# Exercise directions:
Could you change "table-row" to "row" everywhere in the material, starting at its first line and stopping after the line that contains "category: D <box>751 399 828 427</box>", and return only those lines with nothing else altered?

# Dataset excerpts:
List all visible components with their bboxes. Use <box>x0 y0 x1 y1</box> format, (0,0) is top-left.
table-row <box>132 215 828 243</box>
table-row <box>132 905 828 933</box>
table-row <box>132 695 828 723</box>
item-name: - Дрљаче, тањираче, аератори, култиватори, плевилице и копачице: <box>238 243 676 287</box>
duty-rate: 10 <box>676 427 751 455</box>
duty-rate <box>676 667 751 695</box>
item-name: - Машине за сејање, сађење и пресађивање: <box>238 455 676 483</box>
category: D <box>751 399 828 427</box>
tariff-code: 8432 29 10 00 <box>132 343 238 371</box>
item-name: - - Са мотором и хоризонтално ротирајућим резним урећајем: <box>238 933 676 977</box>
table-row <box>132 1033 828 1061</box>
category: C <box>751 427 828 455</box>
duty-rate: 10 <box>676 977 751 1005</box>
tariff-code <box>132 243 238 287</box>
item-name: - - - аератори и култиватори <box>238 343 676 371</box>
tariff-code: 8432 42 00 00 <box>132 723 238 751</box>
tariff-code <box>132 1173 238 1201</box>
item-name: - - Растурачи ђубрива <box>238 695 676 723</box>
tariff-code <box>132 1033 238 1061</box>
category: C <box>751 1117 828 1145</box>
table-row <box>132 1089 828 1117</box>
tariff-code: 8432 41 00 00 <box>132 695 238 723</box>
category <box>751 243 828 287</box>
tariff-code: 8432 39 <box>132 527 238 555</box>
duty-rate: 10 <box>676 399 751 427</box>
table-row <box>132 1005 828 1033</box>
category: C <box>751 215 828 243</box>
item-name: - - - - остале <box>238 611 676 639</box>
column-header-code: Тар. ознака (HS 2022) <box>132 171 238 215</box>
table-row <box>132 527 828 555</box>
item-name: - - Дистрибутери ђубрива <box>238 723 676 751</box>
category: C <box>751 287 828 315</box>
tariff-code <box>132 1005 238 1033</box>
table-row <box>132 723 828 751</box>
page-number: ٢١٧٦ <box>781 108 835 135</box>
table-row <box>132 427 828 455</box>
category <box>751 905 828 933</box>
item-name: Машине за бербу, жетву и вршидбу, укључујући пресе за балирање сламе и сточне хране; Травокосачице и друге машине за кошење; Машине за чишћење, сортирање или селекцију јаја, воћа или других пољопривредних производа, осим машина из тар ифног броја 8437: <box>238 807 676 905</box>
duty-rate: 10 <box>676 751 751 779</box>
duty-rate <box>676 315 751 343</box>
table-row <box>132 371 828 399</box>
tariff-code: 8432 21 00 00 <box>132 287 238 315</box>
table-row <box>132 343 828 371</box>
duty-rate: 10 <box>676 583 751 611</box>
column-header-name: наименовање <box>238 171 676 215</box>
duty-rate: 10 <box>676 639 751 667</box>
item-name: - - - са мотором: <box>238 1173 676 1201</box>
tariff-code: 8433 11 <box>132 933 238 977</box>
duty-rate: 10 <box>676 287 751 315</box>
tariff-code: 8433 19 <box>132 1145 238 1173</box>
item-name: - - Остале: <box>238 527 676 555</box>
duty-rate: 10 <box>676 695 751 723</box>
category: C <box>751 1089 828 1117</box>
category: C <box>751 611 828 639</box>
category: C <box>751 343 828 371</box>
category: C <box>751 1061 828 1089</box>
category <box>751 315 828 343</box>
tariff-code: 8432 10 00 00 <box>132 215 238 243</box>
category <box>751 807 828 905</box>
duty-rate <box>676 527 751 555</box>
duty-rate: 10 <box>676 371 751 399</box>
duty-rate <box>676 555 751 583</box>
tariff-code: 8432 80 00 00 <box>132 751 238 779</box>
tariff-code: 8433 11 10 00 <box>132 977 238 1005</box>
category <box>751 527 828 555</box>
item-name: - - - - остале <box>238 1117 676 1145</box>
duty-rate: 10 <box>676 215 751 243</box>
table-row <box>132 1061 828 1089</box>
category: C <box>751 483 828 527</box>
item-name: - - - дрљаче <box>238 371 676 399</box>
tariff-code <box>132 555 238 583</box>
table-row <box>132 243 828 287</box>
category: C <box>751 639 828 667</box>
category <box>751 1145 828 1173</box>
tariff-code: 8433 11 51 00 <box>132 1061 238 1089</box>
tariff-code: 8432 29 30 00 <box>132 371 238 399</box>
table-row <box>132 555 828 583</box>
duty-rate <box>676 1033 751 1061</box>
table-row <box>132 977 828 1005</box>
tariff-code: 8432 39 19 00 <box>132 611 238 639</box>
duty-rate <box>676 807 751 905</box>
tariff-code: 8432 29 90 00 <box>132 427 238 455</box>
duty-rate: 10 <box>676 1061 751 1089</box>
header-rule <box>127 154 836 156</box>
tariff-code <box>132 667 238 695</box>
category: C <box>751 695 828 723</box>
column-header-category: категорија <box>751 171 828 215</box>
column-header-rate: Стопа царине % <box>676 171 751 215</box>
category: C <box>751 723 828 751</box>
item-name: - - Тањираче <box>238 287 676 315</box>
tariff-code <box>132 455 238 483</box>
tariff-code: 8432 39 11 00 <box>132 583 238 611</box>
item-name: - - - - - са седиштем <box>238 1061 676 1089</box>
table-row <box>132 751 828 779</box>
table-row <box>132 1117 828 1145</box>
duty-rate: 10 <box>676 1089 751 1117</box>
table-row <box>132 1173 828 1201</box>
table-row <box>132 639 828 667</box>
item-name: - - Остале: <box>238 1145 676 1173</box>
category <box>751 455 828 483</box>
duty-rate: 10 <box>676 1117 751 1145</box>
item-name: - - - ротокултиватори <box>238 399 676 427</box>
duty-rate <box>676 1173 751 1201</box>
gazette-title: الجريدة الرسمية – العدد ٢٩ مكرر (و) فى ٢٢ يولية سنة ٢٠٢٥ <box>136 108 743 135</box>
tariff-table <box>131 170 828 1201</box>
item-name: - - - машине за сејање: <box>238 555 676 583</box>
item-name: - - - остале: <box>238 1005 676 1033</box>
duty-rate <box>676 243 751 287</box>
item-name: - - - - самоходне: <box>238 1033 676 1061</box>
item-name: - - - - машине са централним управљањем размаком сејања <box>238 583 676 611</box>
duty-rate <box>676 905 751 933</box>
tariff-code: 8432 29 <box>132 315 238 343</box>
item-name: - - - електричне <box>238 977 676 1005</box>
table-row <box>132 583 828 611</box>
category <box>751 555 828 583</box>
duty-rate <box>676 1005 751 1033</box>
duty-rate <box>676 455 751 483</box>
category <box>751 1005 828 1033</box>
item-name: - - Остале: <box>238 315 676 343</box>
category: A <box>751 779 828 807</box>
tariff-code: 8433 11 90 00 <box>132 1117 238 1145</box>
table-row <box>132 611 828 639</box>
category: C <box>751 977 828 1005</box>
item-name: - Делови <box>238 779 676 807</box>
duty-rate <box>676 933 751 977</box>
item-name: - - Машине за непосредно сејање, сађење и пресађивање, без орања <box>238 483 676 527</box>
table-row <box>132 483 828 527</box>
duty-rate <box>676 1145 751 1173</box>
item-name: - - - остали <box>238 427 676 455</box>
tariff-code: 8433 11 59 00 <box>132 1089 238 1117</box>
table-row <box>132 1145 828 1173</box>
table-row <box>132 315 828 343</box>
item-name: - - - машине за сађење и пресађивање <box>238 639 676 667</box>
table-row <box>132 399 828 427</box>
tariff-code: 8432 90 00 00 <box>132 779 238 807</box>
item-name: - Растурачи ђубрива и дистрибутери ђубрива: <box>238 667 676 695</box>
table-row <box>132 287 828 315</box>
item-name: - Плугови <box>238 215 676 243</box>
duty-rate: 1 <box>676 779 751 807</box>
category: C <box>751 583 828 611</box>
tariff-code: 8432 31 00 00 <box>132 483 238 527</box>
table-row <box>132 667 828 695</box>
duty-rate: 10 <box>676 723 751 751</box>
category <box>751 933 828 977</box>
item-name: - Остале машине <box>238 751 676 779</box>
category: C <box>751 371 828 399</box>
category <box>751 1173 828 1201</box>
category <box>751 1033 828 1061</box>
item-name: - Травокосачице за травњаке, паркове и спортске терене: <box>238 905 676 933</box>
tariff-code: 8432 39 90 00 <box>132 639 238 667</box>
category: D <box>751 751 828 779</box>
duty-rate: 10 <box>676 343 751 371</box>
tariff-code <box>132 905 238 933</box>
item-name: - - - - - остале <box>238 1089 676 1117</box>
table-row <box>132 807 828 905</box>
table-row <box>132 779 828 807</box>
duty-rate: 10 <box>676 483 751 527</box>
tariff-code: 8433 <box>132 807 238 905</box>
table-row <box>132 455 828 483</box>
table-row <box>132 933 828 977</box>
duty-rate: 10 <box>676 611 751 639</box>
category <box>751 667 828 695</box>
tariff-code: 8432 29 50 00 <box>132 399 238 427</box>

# Expected output:
List all visible components with their bboxes. Use <box>x0 y0 x1 y1</box> format, (0,0) is top-left.
row <box>132 215 828 243</box>
row <box>132 905 828 933</box>
row <box>132 695 828 723</box>
item-name: - Дрљаче, тањираче, аератори, култиватори, плевилице и копачице: <box>238 243 676 287</box>
duty-rate: 10 <box>676 427 751 455</box>
duty-rate <box>676 667 751 695</box>
item-name: - Машине за сејање, сађење и пресађивање: <box>238 455 676 483</box>
category: D <box>751 399 828 427</box>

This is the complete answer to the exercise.